OBJECTIVE
Pick every line from the data that holds the word "février".

>> start ENTRIES

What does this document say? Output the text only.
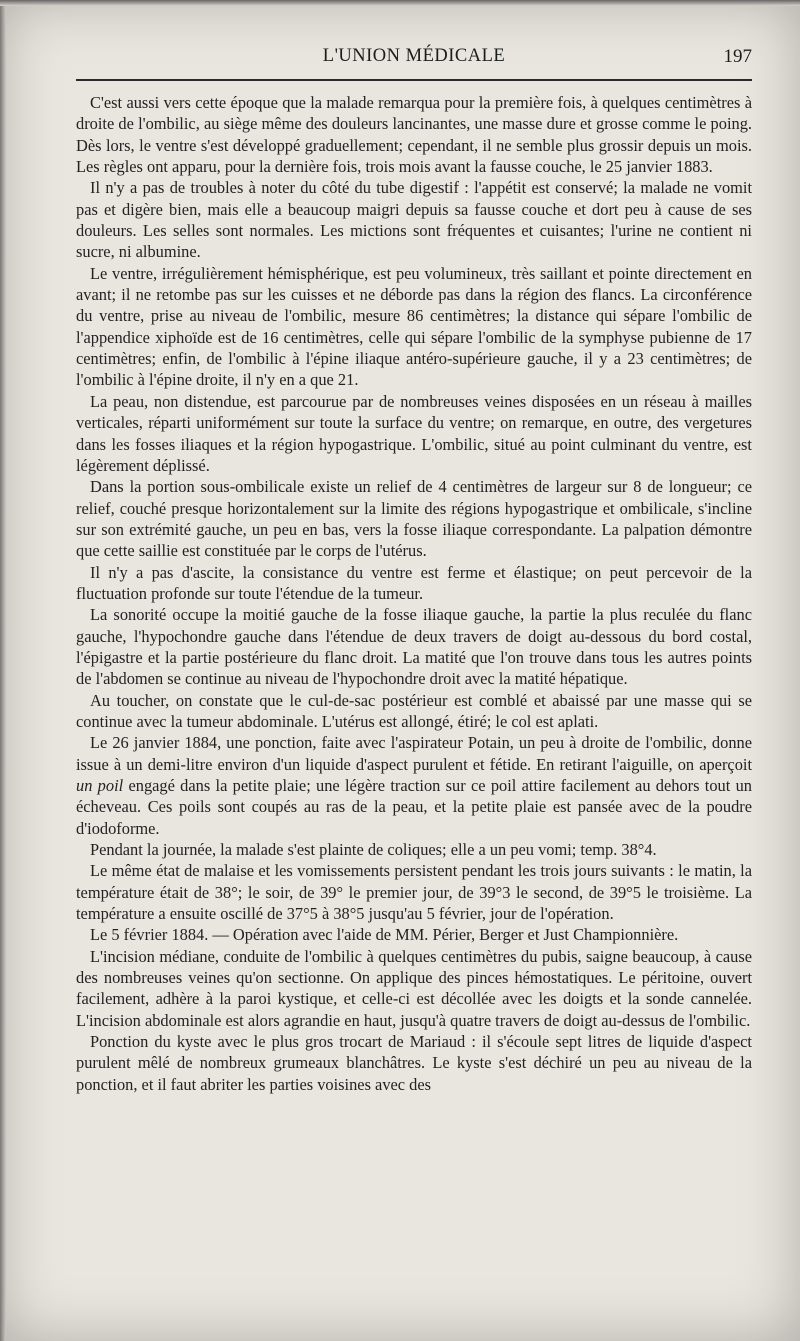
L'UNION MÉDICALE	197

C'est aussi vers cette époque que la malade remarqua pour la première fois, à quelques centimètres à droite de l'ombilic, au siège même des douleurs lancinantes, une masse dure et grosse comme le poing. Dès lors, le ventre s'est développé graduellement; cependant, il ne semble plus grossir depuis un mois. Les règles ont apparu, pour la dernière fois, trois mois avant la fausse couche, le 25 janvier 1883.

Il n'y a pas de troubles à noter du côté du tube digestif : l'appétit est conservé; la malade ne vomit pas et digère bien, mais elle a beaucoup maigri depuis sa fausse couche et dort peu à cause de ses douleurs. Les selles sont normales. Les mictions sont fréquentes et cuisantes; l'urine ne contient ni sucre, ni albumine.

Le ventre, irrégulièrement hémisphérique, est peu volumineux, très saillant et pointe directement en avant; il ne retombe pas sur les cuisses et ne déborde pas dans la région des flancs. La circonférence du ventre, prise au niveau de l'ombilic, mesure 86 centimètres; la distance qui sépare l'ombilic de l'appendice xiphoïde est de 16 centimètres, celle qui sépare l'ombilic de la symphyse pubienne de 17 centimètres; enfin, de l'ombilic à l'épine iliaque antéro-supérieure gauche, il y a 23 centimètres; de l'ombilic à l'épine droite, il n'y en a que 21.

La peau, non distendue, est parcourue par de nombreuses veines disposées en un réseau à mailles verticales, réparti uniformément sur toute la surface du ventre; on remarque, en outre, des vergetures dans les fosses iliaques et la région hypogastrique. L'ombilic, situé au point culminant du ventre, est légèrement déplissé.

Dans la portion sous-ombilicale existe un relief de 4 centimètres de largeur sur 8 de longueur; ce relief, couché presque horizontalement sur la limite des régions hypogastrique et ombilicale, s'incline sur son extrémité gauche, un peu en bas, vers la fosse iliaque correspondante. La palpation démontre que cette saillie est constituée par le corps de l'utérus.

Il n'y a pas d'ascite, la consistance du ventre est ferme et élastique; on peut percevoir de la fluctuation profonde sur toute l'étendue de la tumeur.

La sonorité occupe la moitié gauche de la fosse iliaque gauche, la partie la plus reculée du flanc gauche, l'hypochondre gauche dans l'étendue de deux travers de doigt au-dessous du bord costal, l'épigastre et la partie postérieure du flanc droit. La matité que l'on trouve dans tous les autres points de l'abdomen se continue au niveau de l'hypochondre droit avec la matité hépatique.

Au toucher, on constate que le cul-de-sac postérieur est comblé et abaissé par une masse qui se continue avec la tumeur abdominale. L'utérus est allongé, étiré; le col est aplati.

Le 26 janvier 1884, une ponction, faite avec l'aspirateur Potain, un peu à droite de l'ombilic, donne issue à un demi-litre environ d'un liquide d'aspect purulent et fétide. En retirant l'aiguille, on aperçoit un poil engagé dans la petite plaie; une légère traction sur ce poil attire facilement au dehors tout un écheveau. Ces poils sont coupés au ras de la peau, et la petite plaie est pansée avec de la poudre d'iodoforme.

Pendant la journée, la malade s'est plainte de coliques; elle a un peu vomi; temp. 38°4.

Le même état de malaise et les vomissements persistent pendant les trois jours suivants : le matin, la température était de 38°; le soir, de 39° le premier jour, de 39°3 le second, de 39°5 le troisième. La température a ensuite oscillé de 37°5 à 38°5 jusqu'au 5 février, jour de l'opération.

Le 5 février 1884. — Opération avec l'aide de MM. Périer, Berger et Just Championnière.

L'incision médiane, conduite de l'ombilic à quelques centimètres du pubis, saigne beaucoup, à cause des nombreuses veines qu'on sectionne. On applique des pinces hémostatiques. Le péritoine, ouvert facilement, adhère à la paroi kystique, et celle-ci est décollée avec les doigts et la sonde cannelée. L'incision abdominale est alors agrandie en haut, jusqu'à quatre travers de doigt au-dessus de l'ombilic.

Ponction du kyste avec le plus gros trocart de Mariaud : il s'écoule sept litres de liquide d'aspect purulent mêlé de nombreux grumeaux blanchâtres. Le kyste s'est déchiré un peu au niveau de la ponction, et il faut abriter les parties voisines avec des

>> end ENTRIES

EXPECTED OUTPUT
Le même état de malaise et les vomissements persistent pendant les trois jours suivants : le matin, la température était de 38°; le soir, de 39° le premier jour, de 39°3 le second, de 39°5 le troisième. La température a ensuite oscillé de 37°5 à 38°5 jusqu'au 5 février, jour de l'opération.
Le 5 février 1884. — Opération avec l'aide de MM. Périer, Berger et Just Championnière.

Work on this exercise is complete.